■ **WHAT YOU WILL DO**:
Return the data below unchanged, from the line containing "Find all labels, buttons, inputs, and" through the line containing "series-label-1: Total arbetslöshet", including both of those lines. Leave the pictures out.

■ **ITEMS**:
........
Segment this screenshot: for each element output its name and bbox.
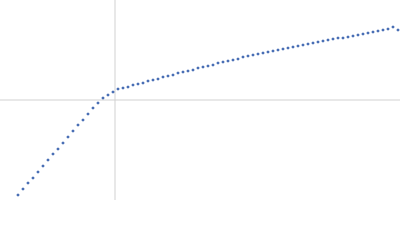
........
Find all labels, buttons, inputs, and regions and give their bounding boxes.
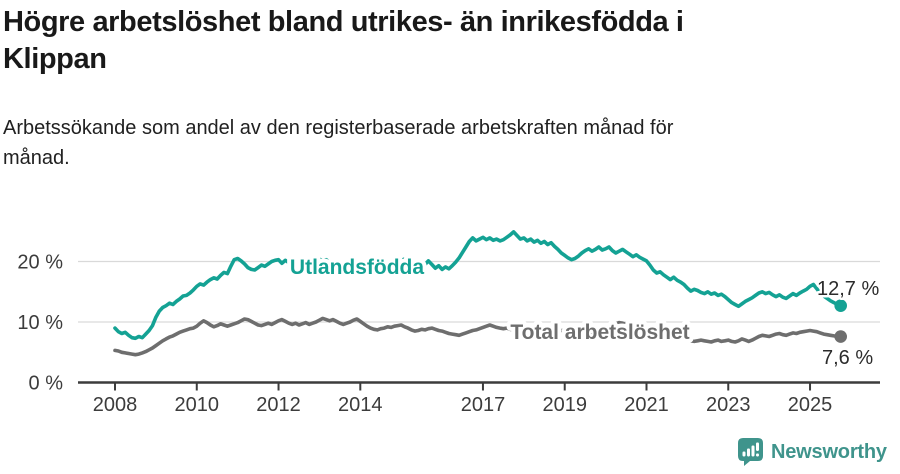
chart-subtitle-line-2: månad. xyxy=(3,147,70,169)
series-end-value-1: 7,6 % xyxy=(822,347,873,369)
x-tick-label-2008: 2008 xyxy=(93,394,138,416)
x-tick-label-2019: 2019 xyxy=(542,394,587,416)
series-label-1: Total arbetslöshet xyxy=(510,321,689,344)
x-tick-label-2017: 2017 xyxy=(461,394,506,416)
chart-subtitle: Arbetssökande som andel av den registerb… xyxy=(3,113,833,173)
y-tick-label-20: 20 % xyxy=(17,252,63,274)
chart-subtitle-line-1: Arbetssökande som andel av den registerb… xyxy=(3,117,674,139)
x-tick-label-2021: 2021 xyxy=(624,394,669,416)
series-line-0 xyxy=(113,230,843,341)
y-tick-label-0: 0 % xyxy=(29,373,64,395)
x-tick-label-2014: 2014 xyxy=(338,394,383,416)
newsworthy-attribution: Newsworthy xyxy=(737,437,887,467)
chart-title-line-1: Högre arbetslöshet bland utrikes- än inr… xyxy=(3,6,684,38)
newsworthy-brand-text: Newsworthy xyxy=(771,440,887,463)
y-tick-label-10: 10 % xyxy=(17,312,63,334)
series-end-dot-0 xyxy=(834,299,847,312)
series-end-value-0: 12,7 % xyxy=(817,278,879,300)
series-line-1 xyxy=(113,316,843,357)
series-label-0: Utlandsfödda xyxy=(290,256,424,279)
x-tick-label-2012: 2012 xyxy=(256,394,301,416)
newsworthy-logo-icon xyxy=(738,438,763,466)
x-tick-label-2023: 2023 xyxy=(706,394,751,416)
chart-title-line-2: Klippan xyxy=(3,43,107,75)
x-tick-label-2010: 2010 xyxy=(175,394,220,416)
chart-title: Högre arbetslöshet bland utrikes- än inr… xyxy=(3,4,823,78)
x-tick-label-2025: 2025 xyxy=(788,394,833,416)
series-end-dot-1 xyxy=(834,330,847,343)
........
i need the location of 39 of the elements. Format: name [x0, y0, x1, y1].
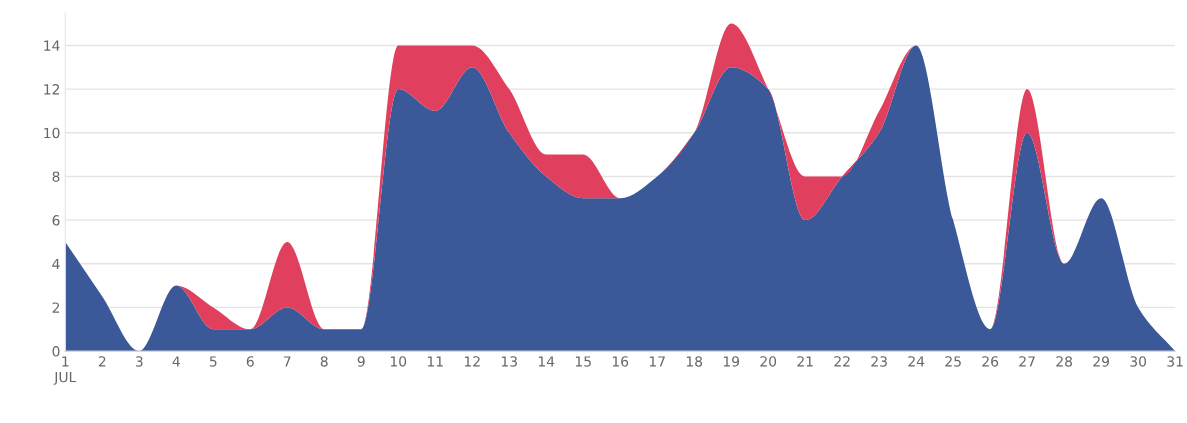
........
■ **COMPLETED TASK**:
Find all labels, buttons, inputs, and regions and give their bounding boxes.
chart-subtitle-line-2: månad. xyxy=(3,147,70,169)
series-end-value-1: 7,6 % xyxy=(822,347,873,369)
x-tick-label-2008: 2008 xyxy=(93,394,138,416)
x-tick-label-2019: 2019 xyxy=(542,394,587,416)
series-label-1: Total arbetslöshet xyxy=(510,321,689,344)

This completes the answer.